**What this task involves**: Copy out the entries exactly, from the first line to the last.

**Data for this task**:
· · · ·
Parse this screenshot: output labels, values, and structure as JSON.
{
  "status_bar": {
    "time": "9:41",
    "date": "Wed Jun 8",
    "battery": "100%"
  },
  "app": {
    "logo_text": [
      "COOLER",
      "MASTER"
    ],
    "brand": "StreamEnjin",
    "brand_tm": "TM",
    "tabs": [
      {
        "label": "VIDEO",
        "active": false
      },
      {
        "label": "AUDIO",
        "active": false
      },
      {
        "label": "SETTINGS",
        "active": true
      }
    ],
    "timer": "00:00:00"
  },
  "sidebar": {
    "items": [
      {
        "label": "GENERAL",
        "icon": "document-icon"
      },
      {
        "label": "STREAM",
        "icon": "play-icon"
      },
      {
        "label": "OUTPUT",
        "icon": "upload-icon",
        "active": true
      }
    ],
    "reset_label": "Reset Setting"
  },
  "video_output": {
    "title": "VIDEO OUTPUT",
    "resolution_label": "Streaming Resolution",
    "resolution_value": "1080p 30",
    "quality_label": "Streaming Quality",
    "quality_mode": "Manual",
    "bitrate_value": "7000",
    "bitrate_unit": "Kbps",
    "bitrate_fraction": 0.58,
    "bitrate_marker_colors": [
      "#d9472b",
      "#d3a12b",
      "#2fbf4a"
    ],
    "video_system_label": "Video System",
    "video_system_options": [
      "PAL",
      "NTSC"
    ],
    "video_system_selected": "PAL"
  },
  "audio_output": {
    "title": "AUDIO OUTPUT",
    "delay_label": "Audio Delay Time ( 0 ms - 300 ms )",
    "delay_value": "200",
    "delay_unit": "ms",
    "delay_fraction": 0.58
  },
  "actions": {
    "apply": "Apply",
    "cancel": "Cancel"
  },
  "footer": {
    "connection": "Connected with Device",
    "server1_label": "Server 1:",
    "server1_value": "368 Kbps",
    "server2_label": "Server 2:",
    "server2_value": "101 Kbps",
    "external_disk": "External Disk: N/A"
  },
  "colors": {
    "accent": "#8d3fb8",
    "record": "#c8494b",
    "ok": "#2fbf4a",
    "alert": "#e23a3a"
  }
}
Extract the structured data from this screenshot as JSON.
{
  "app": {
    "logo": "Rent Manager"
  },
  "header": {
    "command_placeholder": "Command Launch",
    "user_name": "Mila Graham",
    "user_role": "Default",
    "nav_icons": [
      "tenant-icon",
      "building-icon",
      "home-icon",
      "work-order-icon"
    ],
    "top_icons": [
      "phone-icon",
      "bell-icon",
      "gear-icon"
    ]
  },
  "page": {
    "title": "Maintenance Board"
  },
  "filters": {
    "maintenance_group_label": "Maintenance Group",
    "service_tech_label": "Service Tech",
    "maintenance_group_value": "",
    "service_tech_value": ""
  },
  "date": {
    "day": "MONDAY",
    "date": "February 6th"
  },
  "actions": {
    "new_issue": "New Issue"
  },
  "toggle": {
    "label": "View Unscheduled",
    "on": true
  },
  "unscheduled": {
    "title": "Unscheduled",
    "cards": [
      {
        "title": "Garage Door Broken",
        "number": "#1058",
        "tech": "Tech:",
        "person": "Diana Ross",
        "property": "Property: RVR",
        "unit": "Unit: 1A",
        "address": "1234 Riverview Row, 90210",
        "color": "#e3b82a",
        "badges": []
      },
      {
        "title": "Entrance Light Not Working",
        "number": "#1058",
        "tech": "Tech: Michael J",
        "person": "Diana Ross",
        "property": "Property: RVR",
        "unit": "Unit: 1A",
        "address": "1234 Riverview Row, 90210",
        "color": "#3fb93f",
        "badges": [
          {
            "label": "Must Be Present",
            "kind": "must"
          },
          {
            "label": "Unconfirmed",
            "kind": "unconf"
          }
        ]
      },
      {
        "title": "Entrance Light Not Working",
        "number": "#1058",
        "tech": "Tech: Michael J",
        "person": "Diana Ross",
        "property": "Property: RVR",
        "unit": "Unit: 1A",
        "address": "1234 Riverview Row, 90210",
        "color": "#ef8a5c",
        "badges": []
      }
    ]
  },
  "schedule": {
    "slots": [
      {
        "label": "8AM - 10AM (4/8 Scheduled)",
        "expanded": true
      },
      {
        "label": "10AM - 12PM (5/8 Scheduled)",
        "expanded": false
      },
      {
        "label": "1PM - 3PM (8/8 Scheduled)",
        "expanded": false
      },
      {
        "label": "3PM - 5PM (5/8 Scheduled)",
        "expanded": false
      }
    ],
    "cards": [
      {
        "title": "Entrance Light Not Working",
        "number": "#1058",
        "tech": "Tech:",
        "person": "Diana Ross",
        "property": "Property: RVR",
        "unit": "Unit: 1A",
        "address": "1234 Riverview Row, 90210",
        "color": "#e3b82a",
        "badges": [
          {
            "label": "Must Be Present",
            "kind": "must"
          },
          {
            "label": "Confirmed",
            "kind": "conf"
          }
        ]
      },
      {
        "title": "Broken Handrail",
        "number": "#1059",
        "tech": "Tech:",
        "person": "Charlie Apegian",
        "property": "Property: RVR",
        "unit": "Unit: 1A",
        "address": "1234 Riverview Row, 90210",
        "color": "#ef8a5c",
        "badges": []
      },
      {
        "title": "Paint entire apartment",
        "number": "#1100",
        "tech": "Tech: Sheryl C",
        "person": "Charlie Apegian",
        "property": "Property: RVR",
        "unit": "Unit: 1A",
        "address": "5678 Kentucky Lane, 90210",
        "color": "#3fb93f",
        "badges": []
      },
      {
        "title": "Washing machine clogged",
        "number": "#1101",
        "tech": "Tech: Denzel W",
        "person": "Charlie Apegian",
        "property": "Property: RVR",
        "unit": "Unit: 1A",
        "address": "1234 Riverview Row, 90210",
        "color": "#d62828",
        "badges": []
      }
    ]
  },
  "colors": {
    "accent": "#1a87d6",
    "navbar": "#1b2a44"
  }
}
· · · ·
**Result**:
Parse this screenshot: output labels, values, and structure as JSON.
{
  "status_bar": {
    "time": "9:41",
    "date": "Wed Jun 8",
    "battery": "100%"
  },
  "app": {
    "logo_text": [
      "COOLER",
      "MASTER"
    ],
    "brand": "StreamEnjin",
    "brand_tm": "TM",
    "tabs": [
      {
        "label": "VIDEO",
        "active": false
      },
      {
        "label": "AUDIO",
        "active": false
      },
      {
        "label": "SETTINGS",
        "active": true
      }
    ],
    "timer": "00:00:00"
  },
  "sidebar": {
    "items": [
      {
        "label": "GENERAL",
        "icon": "document-icon"
      },
      {
        "label": "STREAM",
        "icon": "play-icon"
      },
      {
        "label": "OUTPUT",
        "icon": "upload-icon",
        "active": true
      }
    ],
    "reset_label": "Reset Setting"
  },
  "video_output": {
    "title": "VIDEO OUTPUT",
    "resolution_label": "Streaming Resolution",
    "resolution_value": "1080p 30",
    "quality_label": "Streaming Quality",
    "quality_mode": "Manual",
    "bitrate_value": "7000",
    "bitrate_unit": "Kbps",
    "bitrate_fraction": 0.58,
    "bitrate_marker_colors": [
      "#d9472b",
      "#d3a12b",
      "#2fbf4a"
    ],
    "video_system_label": "Video System",
    "video_system_options": [
      "PAL",
      "NTSC"
    ],
    "video_system_selected": "PAL"
  },
  "audio_output": {
    "title": "AUDIO OUTPUT",
    "delay_label": "Audio Delay Time ( 0 ms - 300 ms )",
    "delay_value": "200",
    "delay_unit": "ms",
    "delay_fraction": 0.58
  },
  "actions": {
    "apply": "Apply",
    "cancel": "Cancel"
  },
  "footer": {
    "connection": "Connected with Device",
    "server1_label": "Server 1:",
    "server1_value": "368 Kbps",
    "server2_label": "Server 2:",
    "server2_value": "101 Kbps",
    "external_disk": "External Disk: N/A"
  },
  "colors": {
    "accent": "#8d3fb8",
    "record": "#c8494b",
    "ok": "#2fbf4a",
    "alert": "#e23a3a"
  }
}
Extract the structured data from this screenshot as JSON.
{
  "app": {
    "logo": "Rent Manager"
  },
  "header": {
    "command_placeholder": "Command Launch",
    "user_name": "Mila Graham",
    "user_role": "Default",
    "nav_icons": [
      "tenant-icon",
      "building-icon",
      "home-icon",
      "work-order-icon"
    ],
    "top_icons": [
      "phone-icon",
      "bell-icon",
      "gear-icon"
    ]
  },
  "page": {
    "title": "Maintenance Board"
  },
  "filters": {
    "maintenance_group_label": "Maintenance Group",
    "service_tech_label": "Service Tech",
    "maintenance_group_value": "",
    "service_tech_value": ""
  },
  "date": {
    "day": "MONDAY",
    "date": "February 6th"
  },
  "actions": {
    "new_issue": "New Issue"
  },
  "toggle": {
    "label": "View Unscheduled",
    "on": true
  },
  "unscheduled": {
    "title": "Unscheduled",
    "cards": [
      {
        "title": "Garage Door Broken",
        "number": "#1058",
        "tech": "Tech:",
        "person": "Diana Ross",
        "property": "Property: RVR",
        "unit": "Unit: 1A",
        "address": "1234 Riverview Row, 90210",
        "color": "#e3b82a",
        "badges": []
      },
      {
        "title": "Entrance Light Not Working",
        "number": "#1058",
        "tech": "Tech: Michael J",
        "person": "Diana Ross",
        "property": "Property: RVR",
        "unit": "Unit: 1A",
        "address": "1234 Riverview Row, 90210",
        "color": "#3fb93f",
        "badges": [
          {
            "label": "Must Be Present",
            "kind": "must"
          },
          {
            "label": "Unconfirmed",
            "kind": "unconf"
          }
        ]
      },
      {
        "title": "Entrance Light Not Working",
        "number": "#1058",
        "tech": "Tech: Michael J",
        "person": "Diana Ross",
        "property": "Property: RVR",
        "unit": "Unit: 1A",
        "address": "1234 Riverview Row, 90210",
        "color": "#ef8a5c",
        "badges": []
      }
    ]
  },
  "schedule": {
    "slots": [
      {
        "label": "8AM - 10AM (4/8 Scheduled)",
        "expanded": true
      },
      {
        "label": "10AM - 12PM (5/8 Scheduled)",
        "expanded": false
      },
      {
        "label": "1PM - 3PM (8/8 Scheduled)",
        "expanded": false
      },
      {
        "label": "3PM - 5PM (5/8 Scheduled)",
        "expanded": false
      }
    ],
    "cards": [
      {
        "title": "Entrance Light Not Working",
        "number": "#1058",
        "tech": "Tech:",
        "person": "Diana Ross",
        "property": "Property: RVR",
        "unit": "Unit: 1A",
        "address": "1234 Riverview Row, 90210",
        "color": "#e3b82a",
        "badges": [
          {
            "label": "Must Be Present",
            "kind": "must"
          },
          {
            "label": "Confirmed",
            "kind": "conf"
          }
        ]
      },
      {
        "title": "Broken Handrail",
        "number": "#1059",
        "tech": "Tech:",
        "person": "Charlie Apegian",
        "property": "Property: RVR",
        "unit": "Unit: 1A",
        "address": "1234 Riverview Row, 90210",
        "color": "#ef8a5c",
        "badges": []
      },
      {
        "title": "Paint entire apartment",
        "number": "#1100",
        "tech": "Tech: Sheryl C",
        "person": "Charlie Apegian",
        "property": "Property: RVR",
        "unit": "Unit: 1A",
        "address": "5678 Kentucky Lane, 90210",
        "color": "#3fb93f",
        "badges": []
      },
      {
        "title": "Washing machine clogged",
        "number": "#1101",
        "tech": "Tech: Denzel W",
        "person": "Charlie Apegian",
        "property": "Property: RVR",
        "unit": "Unit: 1A",
        "address": "1234 Riverview Row, 90210",
        "color": "#d62828",
        "badges": []
      }
    ]
  },
  "colors": {
    "accent": "#1a87d6",
    "navbar": "#1b2a44"
  }
}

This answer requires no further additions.